-- Begin --

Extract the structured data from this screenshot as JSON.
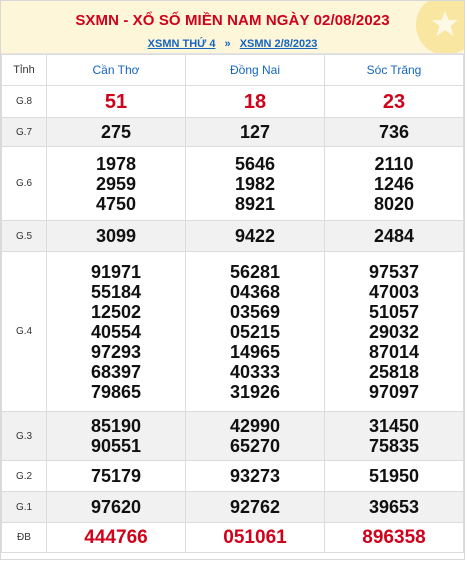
{
  "header": {
    "title": "SXMN - XỔ SỐ MIỀN NAM NGÀY 02/08/2023",
    "link1": "XSMN THỨ 4",
    "separator": "»",
    "link2": "XSMN 2/8/2023"
  },
  "table": {
    "header_label": "Tỉnh",
    "provinces": [
      "Cần Thơ",
      "Đồng Nai",
      "Sóc Trăng"
    ],
    "rows": [
      {
        "label": "G.8",
        "values": [
          [
            "51"
          ],
          [
            "18"
          ],
          [
            "23"
          ]
        ]
      },
      {
        "label": "G.7",
        "values": [
          [
            "275"
          ],
          [
            "127"
          ],
          [
            "736"
          ]
        ]
      },
      {
        "label": "G.6",
        "values": [
          [
            "1978",
            "2959",
            "4750"
          ],
          [
            "5646",
            "1982",
            "8921"
          ],
          [
            "2110",
            "1246",
            "8020"
          ]
        ]
      },
      {
        "label": "G.5",
        "values": [
          [
            "3099"
          ],
          [
            "9422"
          ],
          [
            "2484"
          ]
        ]
      },
      {
        "label": "G.4",
        "values": [
          [
            "91971",
            "55184",
            "12502",
            "40554",
            "97293",
            "68397",
            "79865"
          ],
          [
            "56281",
            "04368",
            "03569",
            "05215",
            "14965",
            "40333",
            "31926"
          ],
          [
            "97537",
            "47003",
            "51057",
            "29032",
            "87014",
            "25818",
            "97097"
          ]
        ]
      },
      {
        "label": "G.3",
        "values": [
          [
            "85190",
            "90551"
          ],
          [
            "42990",
            "65270"
          ],
          [
            "31450",
            "75835"
          ]
        ]
      },
      {
        "label": "G.2",
        "values": [
          [
            "75179"
          ],
          [
            "93273"
          ],
          [
            "51950"
          ]
        ]
      },
      {
        "label": "G.1",
        "values": [
          [
            "97620"
          ],
          [
            "92762"
          ],
          [
            "39653"
          ]
        ]
      },
      {
        "label": "ĐB",
        "values": [
          [
            "444766"
          ],
          [
            "051061"
          ],
          [
            "896358"
          ]
        ]
      }
    ]
  },
  "colors": {
    "accent_red": "#d0021b",
    "link_blue": "#1565c0",
    "header_bg": "#fdf6d8"
  }
}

-- End --

Copy the data word for word. Pictures do not go in the copy.

### Solved exercise
Extract the structured data from this screenshot as JSON.
{
  "header": {
    "title": "SXMN - XỔ SỐ MIỀN NAM NGÀY 02/08/2023",
    "link1": "XSMN THỨ 4",
    "separator": "»",
    "link2": "XSMN 2/8/2023"
  },
  "table": {
    "header_label": "Tỉnh",
    "provinces": [
      "Cần Thơ",
      "Đồng Nai",
      "Sóc Trăng"
    ],
    "rows": [
      {
        "label": "G.8",
        "values": [
          [
            "51"
          ],
          [
            "18"
          ],
          [
            "23"
          ]
        ]
      },
      {
        "label": "G.7",
        "values": [
          [
            "275"
          ],
          [
            "127"
          ],
          [
            "736"
          ]
        ]
      },
      {
        "label": "G.6",
        "values": [
          [
            "1978",
            "2959",
            "4750"
          ],
          [
            "5646",
            "1982",
            "8921"
          ],
          [
            "2110",
            "1246",
            "8020"
          ]
        ]
      },
      {
        "label": "G.5",
        "values": [
          [
            "3099"
          ],
          [
            "9422"
          ],
          [
            "2484"
          ]
        ]
      },
      {
        "label": "G.4",
        "values": [
          [
            "91971",
            "55184",
            "12502",
            "40554",
            "97293",
            "68397",
            "79865"
          ],
          [
            "56281",
            "04368",
            "03569",
            "05215",
            "14965",
            "40333",
            "31926"
          ],
          [
            "97537",
            "47003",
            "51057",
            "29032",
            "87014",
            "25818",
            "97097"
          ]
        ]
      },
      {
        "label": "G.3",
        "values": [
          [
            "85190",
            "90551"
          ],
          [
            "42990",
            "65270"
          ],
          [
            "31450",
            "75835"
          ]
        ]
      },
      {
        "label": "G.2",
        "values": [
          [
            "75179"
          ],
          [
            "93273"
          ],
          [
            "51950"
          ]
        ]
      },
      {
        "label": "G.1",
        "values": [
          [
            "97620"
          ],
          [
            "92762"
          ],
          [
            "39653"
          ]
        ]
      },
      {
        "label": "ĐB",
        "values": [
          [
            "444766"
          ],
          [
            "051061"
          ],
          [
            "896358"
          ]
        ]
      }
    ]
  },
  "colors": {
    "accent_red": "#d0021b",
    "link_blue": "#1565c0",
    "header_bg": "#fdf6d8"
  }
}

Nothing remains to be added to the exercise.